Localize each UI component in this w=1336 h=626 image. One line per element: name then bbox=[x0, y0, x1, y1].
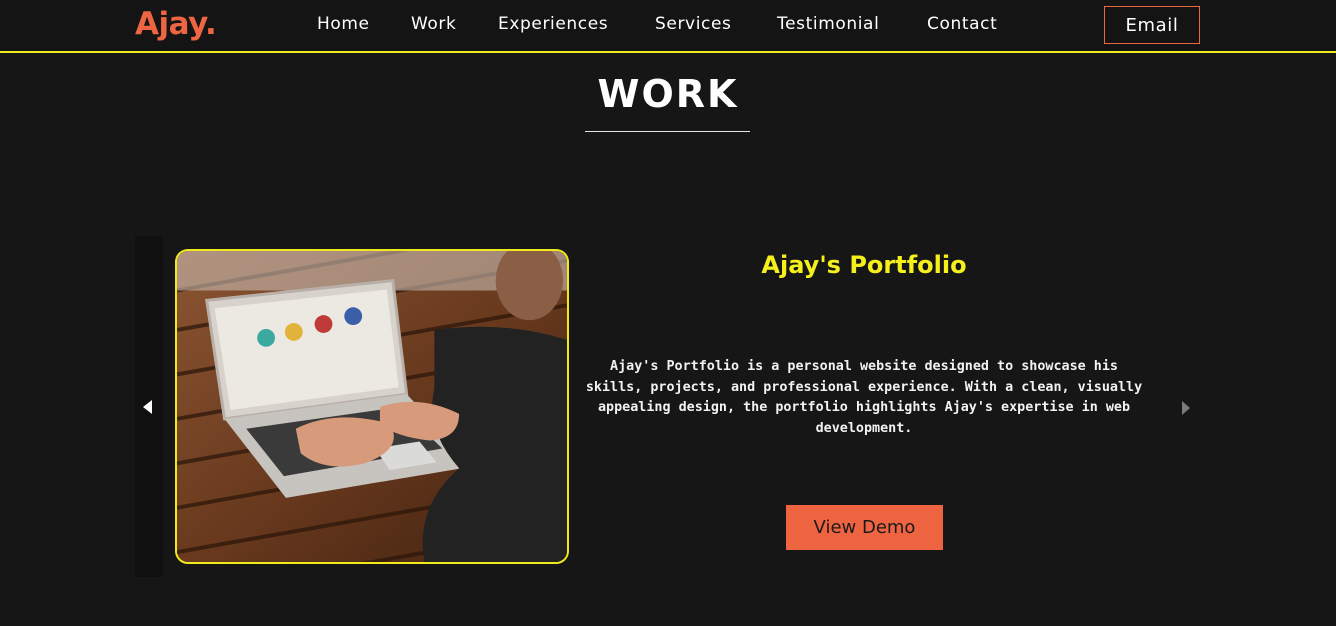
laptop-photo bbox=[177, 251, 567, 562]
logo[interactable]: Ajay. bbox=[135, 6, 217, 42]
nav-link-work[interactable]: Work bbox=[411, 14, 456, 34]
email-button[interactable]: Email bbox=[1104, 6, 1200, 44]
chevron-right-icon[interactable] bbox=[1182, 401, 1190, 415]
view-demo-button[interactable]: View Demo bbox=[786, 505, 943, 550]
navbar: Ajay. Home Work Experiences Services Tes… bbox=[0, 0, 1336, 53]
carousel-prev-button[interactable] bbox=[135, 236, 163, 577]
chevron-left-icon bbox=[143, 400, 152, 414]
project-title: Ajay's Portfolio bbox=[761, 251, 967, 279]
nav-link-contact[interactable]: Contact bbox=[927, 14, 997, 34]
nav-link-services[interactable]: Services bbox=[655, 14, 732, 34]
title-underline bbox=[585, 131, 750, 132]
project-image bbox=[175, 249, 569, 564]
section-title: WORK bbox=[597, 72, 739, 116]
project-description: Ajay's Portfolio is a personal website d… bbox=[585, 359, 1143, 436]
nav-link-testimonial[interactable]: Testimonial bbox=[777, 14, 879, 34]
nav-link-home[interactable]: Home bbox=[317, 14, 370, 34]
nav-link-experiences[interactable]: Experiences bbox=[498, 14, 608, 34]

==============================

◆ **TASK DETAILS**:
Edit the rows from the line holding "laptop-photo bbox=[177, 251, 567, 562]" through the line holding "title-underline bbox=[585, 131, 750, 132]", inclusive, so that "nav-link" becomes "menu-link" and nothing else changes. Return only those rows.

◆ **RESULT FOR THIS EXERCISE**:
laptop-photo bbox=[177, 251, 567, 562]
logo[interactable]: Ajay. bbox=[135, 6, 217, 42]
menu-link-work[interactable]: Work bbox=[411, 14, 456, 34]
email-button[interactable]: Email bbox=[1104, 6, 1200, 44]
chevron-right-icon[interactable] bbox=[1182, 401, 1190, 415]
view-demo-button[interactable]: View Demo bbox=[786, 505, 943, 550]
navbar: Ajay. Home Work Experiences Services Tes… bbox=[0, 0, 1336, 53]
carousel-prev-button[interactable] bbox=[135, 236, 163, 577]
chevron-left-icon bbox=[143, 400, 152, 414]
project-title: Ajay's Portfolio bbox=[761, 251, 967, 279]
menu-link-contact[interactable]: Contact bbox=[927, 14, 997, 34]
menu-link-services[interactable]: Services bbox=[655, 14, 732, 34]
title-underline bbox=[585, 131, 750, 132]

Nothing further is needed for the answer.